---------- Records shown
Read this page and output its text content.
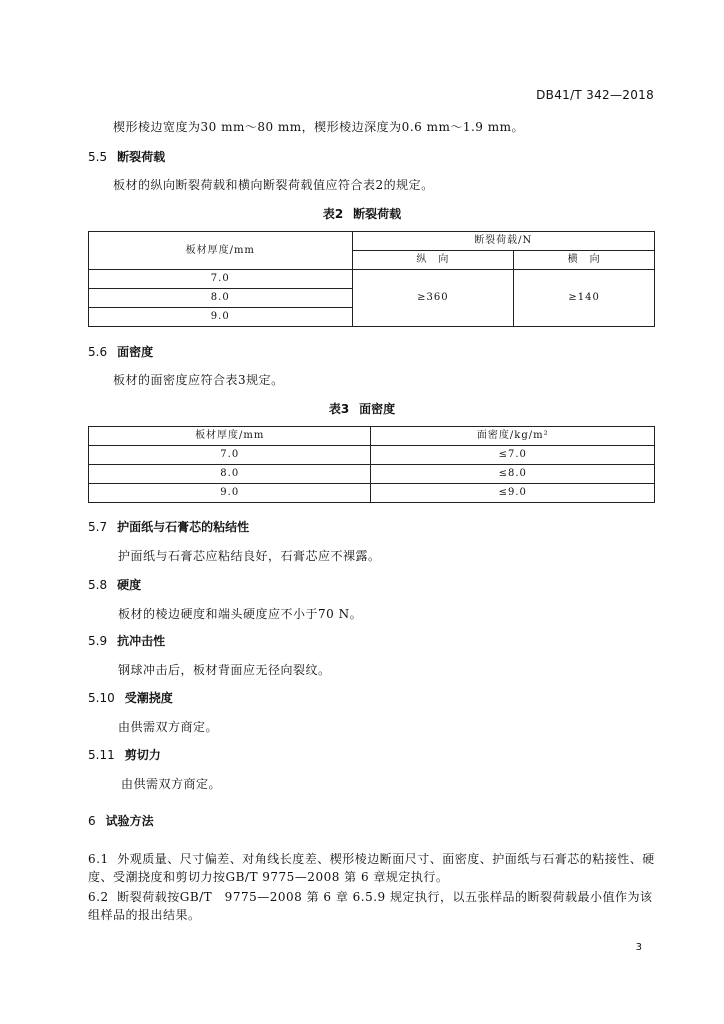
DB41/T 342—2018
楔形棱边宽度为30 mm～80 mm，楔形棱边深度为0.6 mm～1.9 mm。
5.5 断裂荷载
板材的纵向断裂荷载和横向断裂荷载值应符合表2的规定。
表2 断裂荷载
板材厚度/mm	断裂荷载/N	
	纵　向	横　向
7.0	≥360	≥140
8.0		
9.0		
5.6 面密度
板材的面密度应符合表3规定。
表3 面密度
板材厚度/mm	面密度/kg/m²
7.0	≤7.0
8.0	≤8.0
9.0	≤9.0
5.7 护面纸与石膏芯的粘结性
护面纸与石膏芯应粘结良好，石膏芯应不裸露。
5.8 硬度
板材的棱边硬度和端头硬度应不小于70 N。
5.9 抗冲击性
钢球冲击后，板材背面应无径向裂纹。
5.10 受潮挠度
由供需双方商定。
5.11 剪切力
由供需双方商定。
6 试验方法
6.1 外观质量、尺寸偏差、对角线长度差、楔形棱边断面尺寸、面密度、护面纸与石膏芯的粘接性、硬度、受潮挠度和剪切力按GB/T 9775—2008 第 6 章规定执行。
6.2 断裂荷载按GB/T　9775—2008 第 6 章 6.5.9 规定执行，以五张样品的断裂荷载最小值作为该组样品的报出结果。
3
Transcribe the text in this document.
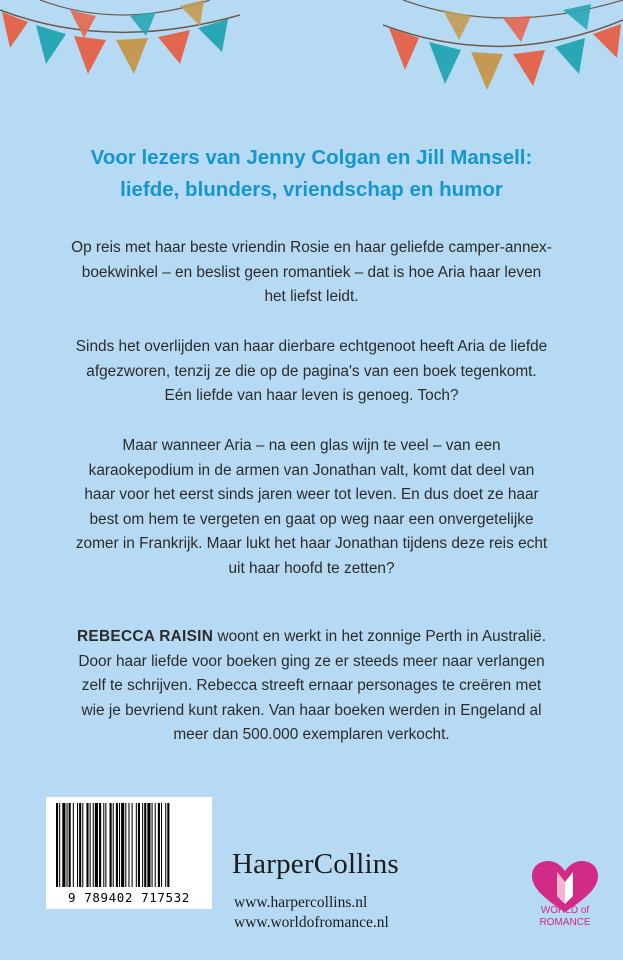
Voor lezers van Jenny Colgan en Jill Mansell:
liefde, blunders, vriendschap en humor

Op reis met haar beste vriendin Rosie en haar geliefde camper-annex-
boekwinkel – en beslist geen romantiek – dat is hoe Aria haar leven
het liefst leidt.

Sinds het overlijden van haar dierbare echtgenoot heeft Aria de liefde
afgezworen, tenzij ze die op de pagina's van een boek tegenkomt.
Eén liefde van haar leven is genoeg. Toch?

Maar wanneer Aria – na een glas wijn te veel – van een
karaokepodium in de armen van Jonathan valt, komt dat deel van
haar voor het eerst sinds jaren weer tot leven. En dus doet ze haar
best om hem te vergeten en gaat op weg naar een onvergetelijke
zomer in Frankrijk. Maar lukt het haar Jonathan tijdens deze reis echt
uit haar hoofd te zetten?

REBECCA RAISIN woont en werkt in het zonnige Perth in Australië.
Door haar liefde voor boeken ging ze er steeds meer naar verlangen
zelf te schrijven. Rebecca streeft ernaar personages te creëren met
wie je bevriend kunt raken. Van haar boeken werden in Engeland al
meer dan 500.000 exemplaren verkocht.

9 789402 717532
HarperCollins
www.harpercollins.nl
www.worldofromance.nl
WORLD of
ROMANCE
--------------------
Copy whichever lines in the listing above contain the word "meer".

Door haar liefde voor boeken ging ze er steeds meer naar verlangen
meer dan 500.000 exemplaren verkocht.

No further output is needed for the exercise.